> [PROBLEM]:
Reproduce every line of the records below word for word, leaving out the pictures.

+++ SUPPLIED ENTRIES

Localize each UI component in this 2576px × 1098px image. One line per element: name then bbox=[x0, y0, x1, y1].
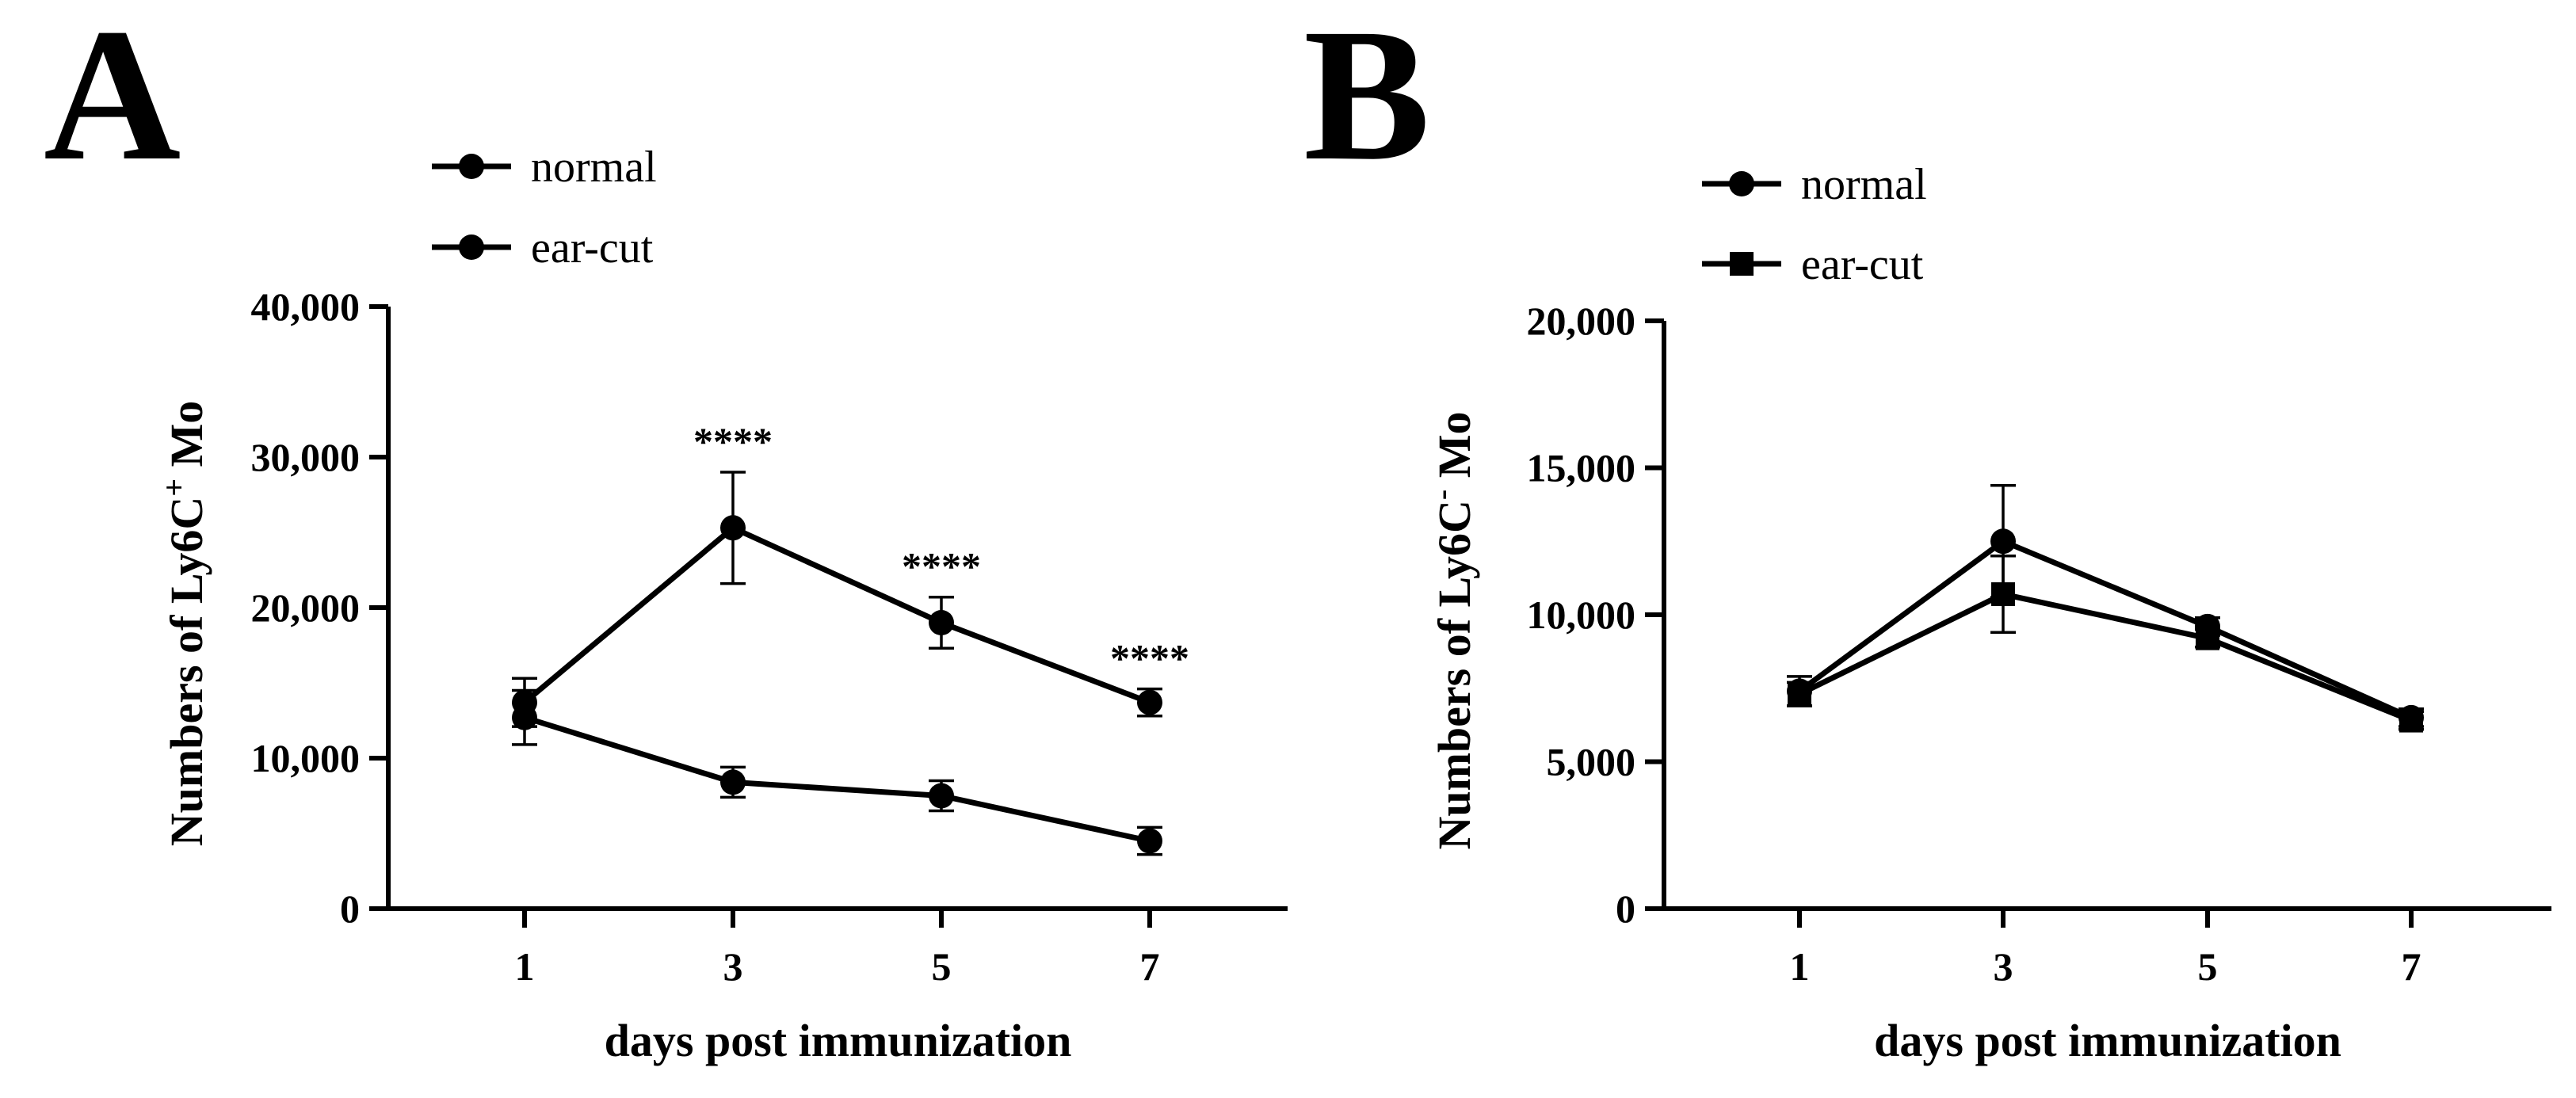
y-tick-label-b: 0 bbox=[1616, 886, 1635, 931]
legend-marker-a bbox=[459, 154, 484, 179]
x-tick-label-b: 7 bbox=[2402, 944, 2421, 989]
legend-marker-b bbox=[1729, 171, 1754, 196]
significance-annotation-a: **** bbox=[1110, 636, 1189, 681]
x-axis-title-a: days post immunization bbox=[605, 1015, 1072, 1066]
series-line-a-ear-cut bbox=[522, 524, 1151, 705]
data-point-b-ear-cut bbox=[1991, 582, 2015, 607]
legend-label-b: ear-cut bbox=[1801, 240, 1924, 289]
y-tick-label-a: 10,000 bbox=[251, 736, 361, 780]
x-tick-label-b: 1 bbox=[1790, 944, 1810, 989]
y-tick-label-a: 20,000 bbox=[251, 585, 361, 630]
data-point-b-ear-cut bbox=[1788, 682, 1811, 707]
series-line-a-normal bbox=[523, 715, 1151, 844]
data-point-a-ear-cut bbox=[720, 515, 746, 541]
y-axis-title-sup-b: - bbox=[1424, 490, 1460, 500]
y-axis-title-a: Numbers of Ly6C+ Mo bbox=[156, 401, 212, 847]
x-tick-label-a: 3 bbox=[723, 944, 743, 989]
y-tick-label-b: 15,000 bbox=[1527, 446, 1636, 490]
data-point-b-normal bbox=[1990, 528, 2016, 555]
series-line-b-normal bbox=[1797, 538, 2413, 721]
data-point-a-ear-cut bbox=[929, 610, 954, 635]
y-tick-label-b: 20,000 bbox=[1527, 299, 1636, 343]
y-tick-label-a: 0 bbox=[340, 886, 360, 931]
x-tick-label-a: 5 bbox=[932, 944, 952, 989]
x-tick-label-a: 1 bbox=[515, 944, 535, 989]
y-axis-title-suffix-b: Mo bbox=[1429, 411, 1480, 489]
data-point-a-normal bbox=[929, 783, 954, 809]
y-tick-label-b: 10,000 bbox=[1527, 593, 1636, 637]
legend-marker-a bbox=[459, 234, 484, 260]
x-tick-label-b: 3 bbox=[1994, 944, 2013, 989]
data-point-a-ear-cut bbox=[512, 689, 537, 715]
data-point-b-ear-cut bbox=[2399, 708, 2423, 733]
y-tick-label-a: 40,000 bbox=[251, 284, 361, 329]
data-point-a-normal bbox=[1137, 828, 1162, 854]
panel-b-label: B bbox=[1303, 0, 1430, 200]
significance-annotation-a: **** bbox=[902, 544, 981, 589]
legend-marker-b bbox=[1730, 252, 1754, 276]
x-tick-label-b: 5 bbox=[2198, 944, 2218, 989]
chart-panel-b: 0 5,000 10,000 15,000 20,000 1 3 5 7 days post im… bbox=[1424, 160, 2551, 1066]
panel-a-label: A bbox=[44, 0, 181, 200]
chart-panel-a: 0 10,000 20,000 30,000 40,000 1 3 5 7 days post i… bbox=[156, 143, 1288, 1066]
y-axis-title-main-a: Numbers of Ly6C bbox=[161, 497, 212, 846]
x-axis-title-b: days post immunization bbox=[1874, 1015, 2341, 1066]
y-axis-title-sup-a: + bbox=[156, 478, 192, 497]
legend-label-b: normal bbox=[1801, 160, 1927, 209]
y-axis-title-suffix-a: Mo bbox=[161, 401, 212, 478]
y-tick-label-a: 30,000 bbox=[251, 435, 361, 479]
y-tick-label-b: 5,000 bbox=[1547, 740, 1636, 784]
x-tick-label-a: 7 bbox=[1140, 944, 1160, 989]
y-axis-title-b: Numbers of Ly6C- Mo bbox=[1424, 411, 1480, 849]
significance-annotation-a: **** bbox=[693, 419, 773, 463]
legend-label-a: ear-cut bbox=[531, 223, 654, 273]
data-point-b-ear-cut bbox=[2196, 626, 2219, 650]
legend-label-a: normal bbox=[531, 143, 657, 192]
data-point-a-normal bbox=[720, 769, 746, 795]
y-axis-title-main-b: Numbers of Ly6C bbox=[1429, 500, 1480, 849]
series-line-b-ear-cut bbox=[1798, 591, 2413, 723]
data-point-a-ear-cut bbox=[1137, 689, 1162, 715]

++++++

> [THE OUTPUT]:
Localize each UI component in this 2576px × 1098px image. One line per element: name then bbox=[x0, y0, x1, y1].
y-tick-label-b: 0 bbox=[1616, 886, 1635, 931]
legend-marker-a bbox=[459, 154, 484, 179]
x-tick-label-b: 7 bbox=[2402, 944, 2421, 989]
legend-marker-b bbox=[1729, 171, 1754, 196]
significance-annotation-a: **** bbox=[1110, 636, 1189, 681]
x-axis-title-a: days post immunization bbox=[605, 1015, 1072, 1066]
series-line-a-ear-cut bbox=[522, 524, 1151, 705]
data-point-b-ear-cut bbox=[1991, 582, 2015, 607]
legend-label-b: ear-cut bbox=[1801, 240, 1924, 289]
y-tick-label-a: 10,000 bbox=[251, 736, 361, 780]
x-tick-label-b: 1 bbox=[1790, 944, 1810, 989]
y-tick-label-a: 20,000 bbox=[251, 585, 361, 630]
data-point-b-ear-cut bbox=[1788, 682, 1811, 707]
series-line-a-normal bbox=[523, 715, 1151, 844]
data-point-a-ear-cut bbox=[720, 515, 746, 541]
y-axis-title-sup-b: - bbox=[1424, 490, 1460, 500]
y-axis-title-a: Numbers of Ly6C+ Mo bbox=[156, 401, 212, 847]
x-tick-label-a: 3 bbox=[723, 944, 743, 989]
y-tick-label-b: 15,000 bbox=[1527, 446, 1636, 490]
data-point-b-normal bbox=[1990, 528, 2016, 555]
series-line-b-normal bbox=[1797, 538, 2413, 721]
data-point-a-ear-cut bbox=[929, 610, 954, 635]
y-tick-label-b: 20,000 bbox=[1527, 299, 1636, 343]
y-tick-label-a: 0 bbox=[340, 886, 360, 931]
x-tick-label-a: 5 bbox=[932, 944, 952, 989]
x-tick-label-a: 1 bbox=[515, 944, 535, 989]
y-axis-title-suffix-b: Mo bbox=[1429, 411, 1480, 489]
data-point-a-normal bbox=[929, 783, 954, 809]
y-tick-label-b: 10,000 bbox=[1527, 593, 1636, 637]
legend-marker-a bbox=[459, 234, 484, 260]
x-tick-label-b: 3 bbox=[1994, 944, 2013, 989]
data-point-a-ear-cut bbox=[512, 689, 537, 715]
data-point-b-ear-cut bbox=[2399, 708, 2423, 733]
y-tick-label-a: 40,000 bbox=[251, 284, 361, 329]
data-point-a-normal bbox=[1137, 828, 1162, 854]
panel-b-label: B bbox=[1303, 0, 1430, 200]
significance-annotation-a: **** bbox=[902, 544, 981, 589]
legend-marker-b bbox=[1730, 252, 1754, 276]
x-tick-label-b: 5 bbox=[2198, 944, 2218, 989]
chart-panel-b: 0 5,000 10,000 15,000 20,000 1 3 5 7 days post im… bbox=[1424, 160, 2551, 1066]
panel-a-label: A bbox=[44, 0, 181, 200]
chart-panel-a: 0 10,000 20,000 30,000 40,000 1 3 5 7 days post i… bbox=[156, 143, 1288, 1066]
y-axis-title-main-a: Numbers of Ly6C bbox=[161, 497, 212, 846]
x-axis-title-b: days post immunization bbox=[1874, 1015, 2341, 1066]
y-axis-title-sup-a: + bbox=[156, 478, 192, 497]
legend-label-b: normal bbox=[1801, 160, 1927, 209]
y-axis-title-suffix-a: Mo bbox=[161, 401, 212, 478]
y-tick-label-a: 30,000 bbox=[251, 435, 361, 479]
y-tick-label-b: 5,000 bbox=[1547, 740, 1636, 784]
x-tick-label-a: 7 bbox=[1140, 944, 1160, 989]
y-axis-title-b: Numbers of Ly6C- Mo bbox=[1424, 411, 1480, 849]
significance-annotation-a: **** bbox=[693, 419, 773, 463]
legend-label-a: ear-cut bbox=[531, 223, 654, 273]
data-point-b-ear-cut bbox=[2196, 626, 2219, 650]
legend-label-a: normal bbox=[531, 143, 657, 192]
data-point-a-normal bbox=[720, 769, 746, 795]
y-axis-title-main-b: Numbers of Ly6C bbox=[1429, 500, 1480, 849]
series-line-b-ear-cut bbox=[1798, 591, 2413, 723]
data-point-a-ear-cut bbox=[1137, 689, 1162, 715]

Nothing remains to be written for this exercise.